• [What needs to be done]
Reproduce the records below exactly as they appear.
━━━ Data section
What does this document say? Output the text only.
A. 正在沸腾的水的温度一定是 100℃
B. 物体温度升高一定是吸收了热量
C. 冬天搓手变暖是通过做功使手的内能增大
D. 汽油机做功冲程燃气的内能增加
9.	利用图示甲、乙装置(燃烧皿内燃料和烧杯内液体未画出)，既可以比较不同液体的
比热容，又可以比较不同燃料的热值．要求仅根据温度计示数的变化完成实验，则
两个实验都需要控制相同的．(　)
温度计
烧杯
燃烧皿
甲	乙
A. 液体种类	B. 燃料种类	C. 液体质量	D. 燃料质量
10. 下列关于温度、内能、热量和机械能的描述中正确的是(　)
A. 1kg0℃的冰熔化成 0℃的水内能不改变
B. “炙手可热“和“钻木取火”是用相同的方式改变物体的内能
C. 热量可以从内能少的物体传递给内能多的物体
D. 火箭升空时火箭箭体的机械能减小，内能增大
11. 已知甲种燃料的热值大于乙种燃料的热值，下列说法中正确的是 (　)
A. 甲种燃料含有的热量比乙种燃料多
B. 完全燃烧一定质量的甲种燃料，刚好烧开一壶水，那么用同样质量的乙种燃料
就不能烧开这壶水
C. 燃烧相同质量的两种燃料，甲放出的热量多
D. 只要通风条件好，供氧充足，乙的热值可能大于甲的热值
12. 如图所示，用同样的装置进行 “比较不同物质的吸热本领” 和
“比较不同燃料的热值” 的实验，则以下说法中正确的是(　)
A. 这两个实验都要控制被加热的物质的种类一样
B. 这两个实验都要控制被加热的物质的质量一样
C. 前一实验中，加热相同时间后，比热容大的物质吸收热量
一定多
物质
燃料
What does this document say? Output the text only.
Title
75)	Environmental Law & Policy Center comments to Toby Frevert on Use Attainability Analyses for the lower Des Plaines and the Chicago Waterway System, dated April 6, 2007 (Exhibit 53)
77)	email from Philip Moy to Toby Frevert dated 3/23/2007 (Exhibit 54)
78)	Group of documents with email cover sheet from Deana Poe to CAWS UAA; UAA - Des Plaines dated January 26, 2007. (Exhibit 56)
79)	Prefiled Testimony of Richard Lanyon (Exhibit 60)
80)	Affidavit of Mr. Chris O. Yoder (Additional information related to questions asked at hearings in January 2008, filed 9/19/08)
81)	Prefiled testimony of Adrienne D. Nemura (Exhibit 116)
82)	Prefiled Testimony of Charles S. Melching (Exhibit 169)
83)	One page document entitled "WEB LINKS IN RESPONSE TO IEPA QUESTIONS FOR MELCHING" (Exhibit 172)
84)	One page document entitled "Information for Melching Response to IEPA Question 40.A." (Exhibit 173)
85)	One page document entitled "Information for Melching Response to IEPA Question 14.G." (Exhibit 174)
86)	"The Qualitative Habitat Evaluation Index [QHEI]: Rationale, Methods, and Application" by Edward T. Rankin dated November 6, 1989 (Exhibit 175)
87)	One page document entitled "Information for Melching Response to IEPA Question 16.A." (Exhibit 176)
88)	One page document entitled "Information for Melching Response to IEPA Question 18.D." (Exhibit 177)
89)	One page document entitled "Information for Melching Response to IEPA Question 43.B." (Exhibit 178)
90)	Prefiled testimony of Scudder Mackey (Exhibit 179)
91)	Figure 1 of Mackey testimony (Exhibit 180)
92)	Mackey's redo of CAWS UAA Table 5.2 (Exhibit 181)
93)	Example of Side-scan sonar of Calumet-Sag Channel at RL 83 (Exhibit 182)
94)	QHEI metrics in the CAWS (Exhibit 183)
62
━━━━━━
• [Result of the exercise]
What does this document say? Output the text only.
A. 正在沸腾的水的温度一定是 100℃
B. 物体温度升高一定是吸收了热量
C. 冬天搓手变暖是通过做功使手的内能增大
D. 汽油机做功冲程燃气的内能增加
9.	利用图示甲、乙装置(燃烧皿内燃料和烧杯内液体未画出)，既可以比较不同液体的
比热容，又可以比较不同燃料的热值．要求仅根据温度计示数的变化完成实验，则
两个实验都需要控制相同的．(　)
温度计
烧杯
燃烧皿
甲	乙
A. 液体种类	B. 燃料种类	C. 液体质量	D. 燃料质量
10. 下列关于温度、内能、热量和机械能的描述中正确的是(　)
A. 1kg0℃的冰熔化成 0℃的水内能不改变
B. “炙手可热“和“钻木取火”是用相同的方式改变物体的内能
C. 热量可以从内能少的物体传递给内能多的物体
D. 火箭升空时火箭箭体的机械能减小，内能增大
11. 已知甲种燃料的热值大于乙种燃料的热值，下列说法中正确的是 (　)
A. 甲种燃料含有的热量比乙种燃料多
B. 完全燃烧一定质量的甲种燃料，刚好烧开一壶水，那么用同样质量的乙种燃料
就不能烧开这壶水
C. 燃烧相同质量的两种燃料，甲放出的热量多
D. 只要通风条件好，供氧充足，乙的热值可能大于甲的热值
12. 如图所示，用同样的装置进行 “比较不同物质的吸热本领” 和
“比较不同燃料的热值” 的实验，则以下说法中正确的是(　)
A. 这两个实验都要控制被加热的物质的种类一样
B. 这两个实验都要控制被加热的物质的质量一样
C. 前一实验中，加热相同时间后，比热容大的物质吸收热量
一定多
物质
燃料
What does this document say? Output the text only.
Title
75)	Environmental Law & Policy Center comments to Toby Frevert on Use Attainability Analyses for the lower Des Plaines and the Chicago Waterway System, dated April 6, 2007 (Exhibit 53)
77)	email from Philip Moy to Toby Frevert dated 3/23/2007 (Exhibit 54)
78)	Group of documents with email cover sheet from Deana Poe to CAWS UAA; UAA - Des Plaines dated January 26, 2007. (Exhibit 56)
79)	Prefiled Testimony of Richard Lanyon (Exhibit 60)
80)	Affidavit of Mr. Chris O. Yoder (Additional information related to questions asked at hearings in January 2008, filed 9/19/08)
81)	Prefiled testimony of Adrienne D. Nemura (Exhibit 116)
82)	Prefiled Testimony of Charles S. Melching (Exhibit 169)
83)	One page document entitled "WEB LINKS IN RESPONSE TO IEPA QUESTIONS FOR MELCHING" (Exhibit 172)
84)	One page document entitled "Information for Melching Response to IEPA Question 40.A." (Exhibit 173)
85)	One page document entitled "Information for Melching Response to IEPA Question 14.G." (Exhibit 174)
86)	"The Qualitative Habitat Evaluation Index [QHEI]: Rationale, Methods, and Application" by Edward T. Rankin dated November 6, 1989 (Exhibit 175)
87)	One page document entitled "Information for Melching Response to IEPA Question 16.A." (Exhibit 176)
88)	One page document entitled "Information for Melching Response to IEPA Question 18.D." (Exhibit 177)
89)	One page document entitled "Information for Melching Response to IEPA Question 43.B." (Exhibit 178)
90)	Prefiled testimony of Scudder Mackey (Exhibit 179)
91)	Figure 1 of Mackey testimony (Exhibit 180)
92)	Mackey's redo of CAWS UAA Table 5.2 (Exhibit 181)
93)	Example of Side-scan sonar of Calumet-Sag Channel at RL 83 (Exhibit 182)
94)	QHEI metrics in the CAWS (Exhibit 183)
62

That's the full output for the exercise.